Spatial annotation records

== == ==

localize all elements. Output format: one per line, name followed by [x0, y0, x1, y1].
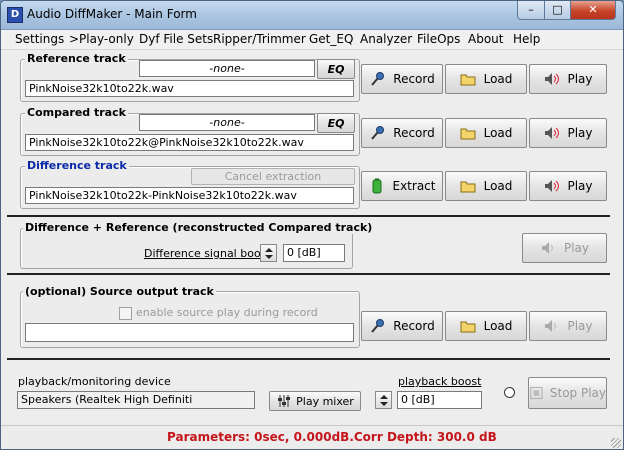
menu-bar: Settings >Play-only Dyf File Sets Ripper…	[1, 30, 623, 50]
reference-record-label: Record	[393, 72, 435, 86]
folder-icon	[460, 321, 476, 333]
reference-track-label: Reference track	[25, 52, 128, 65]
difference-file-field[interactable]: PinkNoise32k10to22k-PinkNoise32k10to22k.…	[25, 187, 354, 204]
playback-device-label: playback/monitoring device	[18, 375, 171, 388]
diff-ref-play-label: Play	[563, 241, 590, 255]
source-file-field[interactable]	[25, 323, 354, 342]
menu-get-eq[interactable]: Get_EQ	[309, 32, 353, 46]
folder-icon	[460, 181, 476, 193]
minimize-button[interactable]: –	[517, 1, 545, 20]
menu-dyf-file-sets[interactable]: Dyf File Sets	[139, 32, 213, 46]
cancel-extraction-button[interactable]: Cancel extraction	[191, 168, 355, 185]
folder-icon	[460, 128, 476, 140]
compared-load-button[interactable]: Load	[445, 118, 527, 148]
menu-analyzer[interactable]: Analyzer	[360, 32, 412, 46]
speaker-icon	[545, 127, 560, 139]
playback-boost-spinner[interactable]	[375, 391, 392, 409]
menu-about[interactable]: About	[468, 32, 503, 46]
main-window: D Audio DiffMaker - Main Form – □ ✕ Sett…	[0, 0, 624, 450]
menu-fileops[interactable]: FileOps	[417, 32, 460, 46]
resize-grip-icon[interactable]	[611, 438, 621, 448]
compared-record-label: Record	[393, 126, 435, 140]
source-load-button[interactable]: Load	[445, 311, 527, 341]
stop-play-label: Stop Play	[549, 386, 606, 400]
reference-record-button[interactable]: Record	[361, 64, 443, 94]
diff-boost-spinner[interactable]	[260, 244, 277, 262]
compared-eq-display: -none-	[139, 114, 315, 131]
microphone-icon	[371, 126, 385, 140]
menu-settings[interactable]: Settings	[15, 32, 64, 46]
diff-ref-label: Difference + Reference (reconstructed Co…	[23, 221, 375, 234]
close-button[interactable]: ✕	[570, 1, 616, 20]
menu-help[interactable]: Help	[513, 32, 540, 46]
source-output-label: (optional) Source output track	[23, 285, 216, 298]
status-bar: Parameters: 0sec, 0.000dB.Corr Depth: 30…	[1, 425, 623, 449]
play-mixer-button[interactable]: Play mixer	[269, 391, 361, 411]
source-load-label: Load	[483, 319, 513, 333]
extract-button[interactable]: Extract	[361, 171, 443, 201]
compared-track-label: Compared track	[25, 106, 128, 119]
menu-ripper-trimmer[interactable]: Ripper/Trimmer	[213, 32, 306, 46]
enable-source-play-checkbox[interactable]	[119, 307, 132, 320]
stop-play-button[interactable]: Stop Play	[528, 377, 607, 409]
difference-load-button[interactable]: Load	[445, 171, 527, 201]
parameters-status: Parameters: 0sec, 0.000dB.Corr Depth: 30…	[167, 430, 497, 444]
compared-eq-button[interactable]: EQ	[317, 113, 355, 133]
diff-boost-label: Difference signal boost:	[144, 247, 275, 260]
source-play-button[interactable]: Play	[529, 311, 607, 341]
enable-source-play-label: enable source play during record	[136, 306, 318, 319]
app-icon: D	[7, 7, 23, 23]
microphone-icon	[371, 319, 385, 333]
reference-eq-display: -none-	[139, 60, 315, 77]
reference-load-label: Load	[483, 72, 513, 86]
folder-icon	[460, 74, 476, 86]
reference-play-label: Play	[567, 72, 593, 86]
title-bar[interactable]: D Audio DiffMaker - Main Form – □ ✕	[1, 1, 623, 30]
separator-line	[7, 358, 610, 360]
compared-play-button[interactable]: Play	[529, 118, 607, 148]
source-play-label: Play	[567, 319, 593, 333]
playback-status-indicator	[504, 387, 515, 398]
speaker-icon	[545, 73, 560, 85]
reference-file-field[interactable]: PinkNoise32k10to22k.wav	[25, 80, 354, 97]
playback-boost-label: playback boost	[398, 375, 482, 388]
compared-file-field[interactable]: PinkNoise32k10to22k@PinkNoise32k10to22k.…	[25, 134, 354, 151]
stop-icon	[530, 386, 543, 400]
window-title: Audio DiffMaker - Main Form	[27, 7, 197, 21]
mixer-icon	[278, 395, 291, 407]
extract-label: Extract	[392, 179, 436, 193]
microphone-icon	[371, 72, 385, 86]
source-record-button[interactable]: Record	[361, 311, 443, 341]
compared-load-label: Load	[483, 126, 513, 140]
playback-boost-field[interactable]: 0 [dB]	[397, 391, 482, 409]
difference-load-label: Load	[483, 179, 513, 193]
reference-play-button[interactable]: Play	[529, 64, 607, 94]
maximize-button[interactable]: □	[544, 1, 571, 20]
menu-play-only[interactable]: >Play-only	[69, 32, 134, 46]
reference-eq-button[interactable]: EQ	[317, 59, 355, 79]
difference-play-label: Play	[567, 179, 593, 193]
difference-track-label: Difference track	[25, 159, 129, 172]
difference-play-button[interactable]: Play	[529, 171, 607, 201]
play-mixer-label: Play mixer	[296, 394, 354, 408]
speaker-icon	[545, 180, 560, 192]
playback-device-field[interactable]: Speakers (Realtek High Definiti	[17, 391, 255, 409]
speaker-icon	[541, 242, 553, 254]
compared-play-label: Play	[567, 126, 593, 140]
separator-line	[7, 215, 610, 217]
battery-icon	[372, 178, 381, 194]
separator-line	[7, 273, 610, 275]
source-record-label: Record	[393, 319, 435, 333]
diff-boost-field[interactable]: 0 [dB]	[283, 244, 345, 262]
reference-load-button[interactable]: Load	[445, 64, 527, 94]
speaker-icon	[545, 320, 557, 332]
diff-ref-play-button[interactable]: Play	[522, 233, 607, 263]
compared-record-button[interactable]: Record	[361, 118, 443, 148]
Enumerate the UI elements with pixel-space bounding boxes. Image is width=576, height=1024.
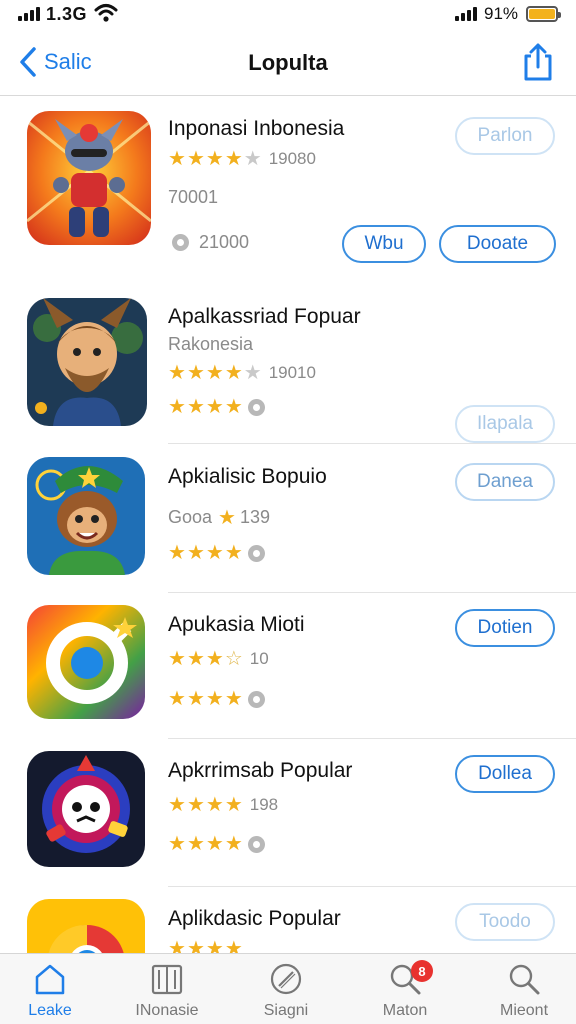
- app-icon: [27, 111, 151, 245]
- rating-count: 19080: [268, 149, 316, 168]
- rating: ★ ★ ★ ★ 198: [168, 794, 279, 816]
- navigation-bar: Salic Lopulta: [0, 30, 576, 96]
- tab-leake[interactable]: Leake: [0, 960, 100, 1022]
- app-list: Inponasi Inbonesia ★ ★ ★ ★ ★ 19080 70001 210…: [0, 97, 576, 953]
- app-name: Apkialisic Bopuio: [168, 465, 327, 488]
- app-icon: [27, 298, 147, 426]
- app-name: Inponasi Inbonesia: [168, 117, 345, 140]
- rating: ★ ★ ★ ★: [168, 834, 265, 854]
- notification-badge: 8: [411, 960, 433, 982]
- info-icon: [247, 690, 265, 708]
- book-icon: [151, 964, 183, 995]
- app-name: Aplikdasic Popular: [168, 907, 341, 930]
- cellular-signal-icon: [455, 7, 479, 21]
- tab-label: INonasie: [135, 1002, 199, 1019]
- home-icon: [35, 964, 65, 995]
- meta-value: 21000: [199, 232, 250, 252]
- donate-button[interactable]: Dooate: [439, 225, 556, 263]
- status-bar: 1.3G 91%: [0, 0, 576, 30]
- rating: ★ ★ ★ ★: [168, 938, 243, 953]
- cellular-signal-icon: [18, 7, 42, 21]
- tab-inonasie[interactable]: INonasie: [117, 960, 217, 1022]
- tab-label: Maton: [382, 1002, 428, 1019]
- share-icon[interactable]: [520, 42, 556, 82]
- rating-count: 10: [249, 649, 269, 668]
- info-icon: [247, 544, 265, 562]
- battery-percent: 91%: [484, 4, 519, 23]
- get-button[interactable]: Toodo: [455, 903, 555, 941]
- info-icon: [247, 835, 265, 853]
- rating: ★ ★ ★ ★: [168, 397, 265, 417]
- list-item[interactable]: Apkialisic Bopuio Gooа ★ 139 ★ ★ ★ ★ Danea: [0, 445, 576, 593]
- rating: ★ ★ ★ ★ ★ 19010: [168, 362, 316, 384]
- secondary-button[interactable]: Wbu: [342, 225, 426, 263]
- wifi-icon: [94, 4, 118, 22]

== == ==

# [PROBLEM STATEMENT]
Reproduce the lines from the one containing "menu-bar: Settings >Play-only" through the one containing "187, 354, 204]", inclusive, without any changes.

# [SOLUTION TO THE PROBLEM]
menu-bar: Settings >Play-only Dyf File Sets Ripper…	[1, 30, 623, 50]
reference-record-label: Record	[393, 72, 435, 86]
folder-icon	[460, 321, 476, 333]
reference-track-label: Reference track	[25, 52, 128, 65]
difference-file-field[interactable]: PinkNoise32k10to22k-PinkNoise32k10to22k.…	[25, 187, 354, 204]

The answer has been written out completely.